-- PASSAGE SHOWN --
------------
You Are Your Own Economy

You Are Your Own Economy

By Giulietta Nardone

Most of us have been taught to believe the economy is something only experts can “fix.” Witness large segments of the US population wandering around in a funk, feeling frightened, feeling depressed, wondering how and when our president & the head of the treasury will rescue us.

I too used to believe I had no control over the economy.

Then it dawned on me that I am my own economy. That the economy isn’t out there, it’s inside of me. It’s how I feel about myself and the greatness I have to offer.

To make your own economy you need to look within yourself for the greatness you were put on the planet to share, the how-to knowledge that others crave. Once you can discover and release that greatness, you’ll have everything you need to make your own economy.

I liken finding your own economy to the journey Dorothy takes in the, “The Wizard of Oz.” Dorothy spends most of her “story” looking outside herself for ways to get home. She believes she is powerless, that only others hold the power to get her back to Kansas. She spends a lot of time hanging out with others who also feel powerless. Then towards the end of the movie when Dorothy thinks she’s missed the last way home, she asks, Glinda, the Good Witch of the North, to help her. Glinda says:

“You don’t need to be helped any longer. You’ve always had the power to go back to Kansas.”
------------
Rows from a layout dataset:
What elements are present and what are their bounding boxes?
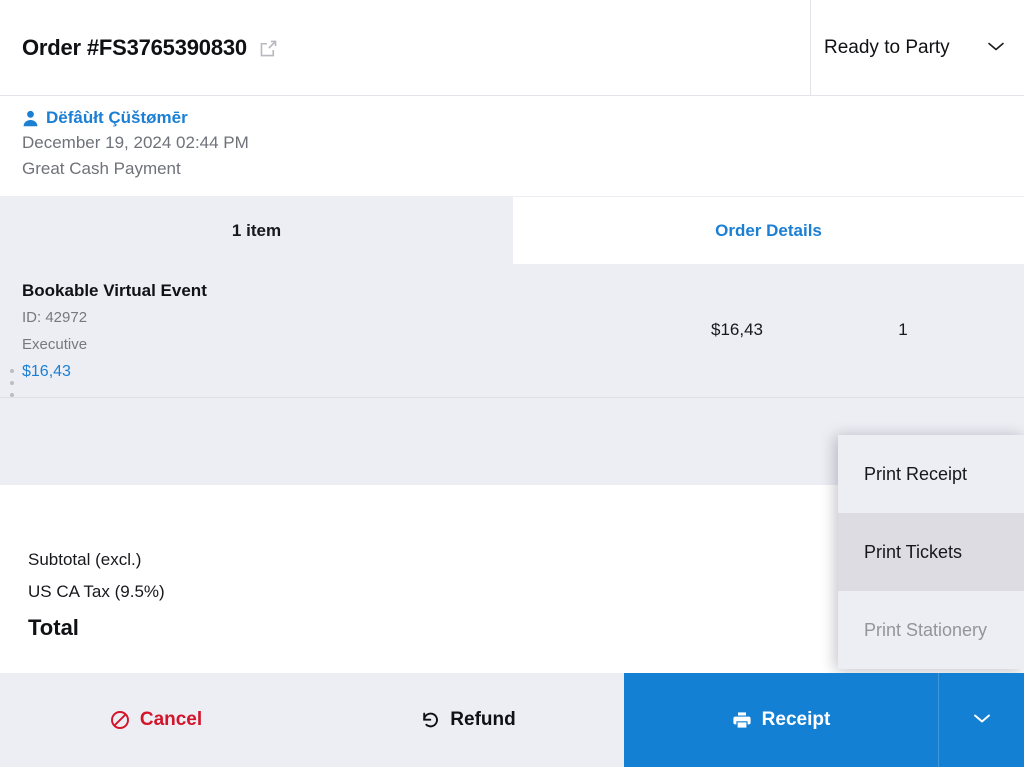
receipt-button[interactable]: Receipt <box>624 673 938 767</box>
no-entry-icon <box>110 710 130 730</box>
header-bar: Order #FS3765390830 Ready to Party <box>0 0 1024 96</box>
tab-bar: 1 item Order Details <box>0 197 1024 264</box>
line-item-name: Bookable Virtual Event <box>22 281 207 300</box>
menu-item-print-receipt[interactable]: Print Receipt <box>838 435 1024 513</box>
customer-link[interactable]: Dëfâùłt Çüštømēr <box>22 106 1002 130</box>
customer-summary: Dëfâùłt Çüštømēr December 19, 2024 02:44… <box>0 96 1024 196</box>
menu-item-print-tickets[interactable]: Print Tickets <box>838 513 1024 591</box>
order-title-group: Order #FS3765390830 <box>22 0 278 95</box>
refund-button[interactable]: Refund <box>312 673 624 767</box>
line-item-info: Bookable Virtual Event ID: 42972 Executi… <box>22 278 207 385</box>
cancel-button[interactable]: Cancel <box>0 673 312 767</box>
subtotal-row: Subtotal (excl.) <box>28 544 628 576</box>
line-item-id: ID: 42972 <box>22 309 88 326</box>
line-item-price: $16,43 <box>711 320 763 339</box>
chevron-down-icon <box>972 711 992 729</box>
receipt-options-button[interactable] <box>938 673 1024 767</box>
subtotal-label: Subtotal (excl.) <box>28 550 142 569</box>
print-options-menu: Print Receipt Print Tickets Print Statio… <box>838 435 1024 669</box>
printer-icon <box>732 710 752 730</box>
person-icon <box>22 110 39 127</box>
tab-items[interactable]: 1 item <box>0 197 513 264</box>
grand-total-label: Total <box>28 615 79 640</box>
menu-item-print-stationery: Print Stationery <box>864 619 988 640</box>
order-status-value: Ready to Party <box>824 36 950 58</box>
order-datetime: December 19, 2024 02:44 PM <box>22 133 249 152</box>
action-bar: Cancel Refund Receipt <box>0 673 1024 767</box>
tax-row: US CA Tax (9.5%) <box>28 576 628 608</box>
tab-order-details[interactable]: Order Details <box>513 197 1024 264</box>
refund-button-label: Refund <box>450 709 516 730</box>
payment-method: Great Cash Payment <box>22 159 181 178</box>
receipt-button-label: Receipt <box>761 709 831 730</box>
order-detail-screen: Order #FS3765390830 Ready to Party Dëfâù… <box>0 0 1024 767</box>
order-status-dropdown[interactable]: Ready to Party <box>811 0 1024 95</box>
drag-handle-icon[interactable] <box>7 369 16 397</box>
grand-total-row: Total <box>28 608 628 648</box>
undo-arrow-icon <box>420 710 440 730</box>
cancel-button-label: Cancel <box>139 709 203 730</box>
tab-order-details-label: Order Details <box>715 220 822 240</box>
customer-name: Dëfâùłt Çüštømēr <box>46 108 188 127</box>
tax-label: US CA Tax (9.5%) <box>28 582 165 601</box>
page-title: Order #FS3765390830 <box>22 34 247 60</box>
external-link-icon[interactable] <box>259 37 278 58</box>
table-row[interactable]: Bookable Virtual Event ID: 42972 Executi… <box>0 264 1024 398</box>
tab-items-label: 1 item <box>231 220 282 240</box>
line-item-quantity: 1 <box>898 320 908 339</box>
chevron-down-icon <box>986 39 1006 57</box>
line-item-variant: Executive <box>22 336 88 353</box>
line-item-price-link[interactable]: $16,43 <box>22 358 207 385</box>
------------
Decide whether each statement agrees with the essay on being your own economy, answering yes or no and quoting the words from the essay that decide it. (a) The writer at one time thought the economy was beyond personal control. (b) Glinda is called the Good Witch of the South. (c) Dorothy asks Glinda for help early in the story.

(a) Yes: "I too used to believe I had no control over the economy."
(b) No: "Glinda, the Good Witch of the North"
(c) No: "Then towards the end of the movie"